• _Stated exercise_:
Transcribe all of the material exactly, except for its pictures.

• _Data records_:
__________

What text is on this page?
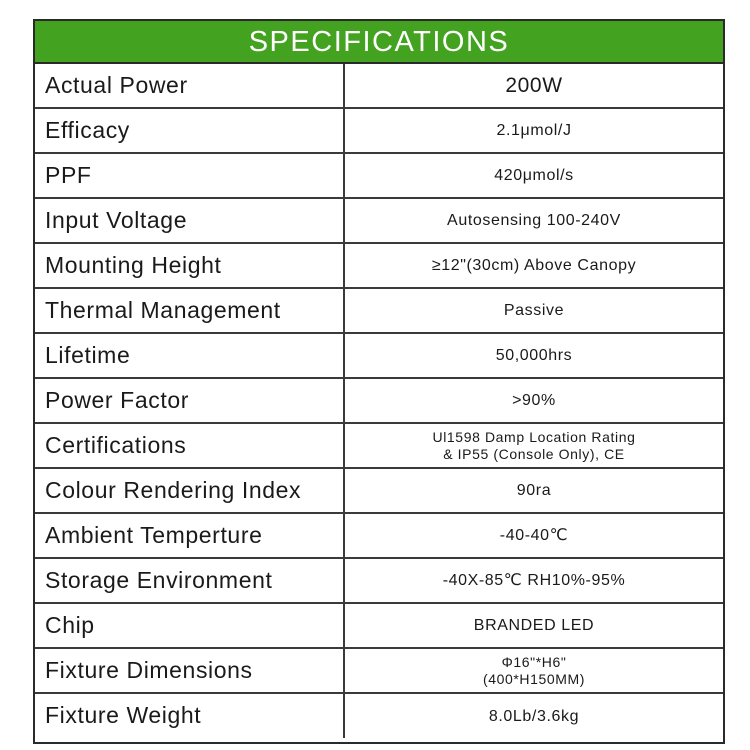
SPECIFICATIONS
Actual Power	200W
Efficacy	2.1μmol/J
PPF	420μmol/s
Input Voltage	Autosensing 100-240V
Mounting Height	≥12"(30cm) Above Canopy
Thermal Management	Passive
Lifetime	50,000hrs
Power Factor	>90%
Certifications	Ul1598 Damp Location Rating
& IP55 (Console Only), CE
Colour Rendering Index	90ra
Ambient Temperture	-40-40℃
Storage Environment	-40X-85℃ RH10%-95%
Chip	BRANDED LED
Fixture Dimensions	Φ16"*H6"
(400*H150MM)
Fixture Weight	8.0Lb/3.6kg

__________

• _Full output_:
What text is on this page?
SPECIFICATIONS
Actual Power	200W
Efficacy	2.1μmol/J
PPF	420μmol/s
Input Voltage	Autosensing 100-240V
Mounting Height	≥12"(30cm) Above Canopy
Thermal Management	Passive
Lifetime	50,000hrs
Power Factor	>90%
Certifications	Ul1598 Damp Location Rating
& IP55 (Console Only), CE
Colour Rendering Index	90ra
Ambient Temperture	-40-40℃
Storage Environment	-40X-85℃ RH10%-95%
Chip	BRANDED LED
Fixture Dimensions	Φ16"*H6"
(400*H150MM)
Fixture Weight	8.0Lb/3.6kg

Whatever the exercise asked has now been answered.